§ **Aim**: Give all of the lines again exactly as they read.

━━━ Stored records

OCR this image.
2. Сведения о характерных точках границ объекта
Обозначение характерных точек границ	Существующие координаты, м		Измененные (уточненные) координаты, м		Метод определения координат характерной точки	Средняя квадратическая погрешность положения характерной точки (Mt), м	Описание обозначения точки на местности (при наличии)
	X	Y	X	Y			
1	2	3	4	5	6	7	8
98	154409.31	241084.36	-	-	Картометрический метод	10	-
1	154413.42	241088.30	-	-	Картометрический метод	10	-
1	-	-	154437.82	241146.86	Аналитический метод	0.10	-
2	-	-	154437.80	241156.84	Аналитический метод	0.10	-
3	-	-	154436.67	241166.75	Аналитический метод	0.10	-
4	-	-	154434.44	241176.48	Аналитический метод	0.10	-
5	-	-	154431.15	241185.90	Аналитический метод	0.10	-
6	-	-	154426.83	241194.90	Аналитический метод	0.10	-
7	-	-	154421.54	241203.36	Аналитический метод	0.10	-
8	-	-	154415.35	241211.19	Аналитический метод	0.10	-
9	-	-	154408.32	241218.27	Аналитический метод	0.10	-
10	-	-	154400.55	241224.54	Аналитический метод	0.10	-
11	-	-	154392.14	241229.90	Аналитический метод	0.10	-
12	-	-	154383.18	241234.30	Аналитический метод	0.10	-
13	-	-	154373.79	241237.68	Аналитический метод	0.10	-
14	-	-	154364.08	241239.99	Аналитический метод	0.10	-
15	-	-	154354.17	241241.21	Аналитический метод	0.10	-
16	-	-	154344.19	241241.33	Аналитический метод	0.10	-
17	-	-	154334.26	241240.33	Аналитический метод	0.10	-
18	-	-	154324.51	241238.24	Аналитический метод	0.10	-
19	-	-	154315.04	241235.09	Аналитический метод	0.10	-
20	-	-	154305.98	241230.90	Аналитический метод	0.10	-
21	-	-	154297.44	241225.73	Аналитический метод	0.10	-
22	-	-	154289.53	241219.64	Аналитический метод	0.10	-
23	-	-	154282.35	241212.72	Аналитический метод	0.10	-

━━━━━━

§ **Reply**:
OCR this image.
2. Сведения о характерных точках границ объекта
Обозначение характерных точек границ	Существующие координаты, м		Измененные (уточненные) координаты, м		Метод определения координат характерной точки	Средняя квадратическая погрешность положения характерной точки (Mt), м	Описание обозначения точки на местности (при наличии)
	X	Y	X	Y			
1	2	3	4	5	6	7	8
98	154409.31	241084.36	-	-	Картометрический метод	10	-
1	154413.42	241088.30	-	-	Картометрический метод	10	-
1	-	-	154437.82	241146.86	Аналитический метод	0.10	-
2	-	-	154437.80	241156.84	Аналитический метод	0.10	-
3	-	-	154436.67	241166.75	Аналитический метод	0.10	-
4	-	-	154434.44	241176.48	Аналитический метод	0.10	-
5	-	-	154431.15	241185.90	Аналитический метод	0.10	-
6	-	-	154426.83	241194.90	Аналитический метод	0.10	-
7	-	-	154421.54	241203.36	Аналитический метод	0.10	-
8	-	-	154415.35	241211.19	Аналитический метод	0.10	-
9	-	-	154408.32	241218.27	Аналитический метод	0.10	-
10	-	-	154400.55	241224.54	Аналитический метод	0.10	-
11	-	-	154392.14	241229.90	Аналитический метод	0.10	-
12	-	-	154383.18	241234.30	Аналитический метод	0.10	-
13	-	-	154373.79	241237.68	Аналитический метод	0.10	-
14	-	-	154364.08	241239.99	Аналитический метод	0.10	-
15	-	-	154354.17	241241.21	Аналитический метод	0.10	-
16	-	-	154344.19	241241.33	Аналитический метод	0.10	-
17	-	-	154334.26	241240.33	Аналитический метод	0.10	-
18	-	-	154324.51	241238.24	Аналитический метод	0.10	-
19	-	-	154315.04	241235.09	Аналитический метод	0.10	-
20	-	-	154305.98	241230.90	Аналитический метод	0.10	-
21	-	-	154297.44	241225.73	Аналитический метод	0.10	-
22	-	-	154289.53	241219.64	Аналитический метод	0.10	-
23	-	-	154282.35	241212.72	Аналитический метод	0.10	-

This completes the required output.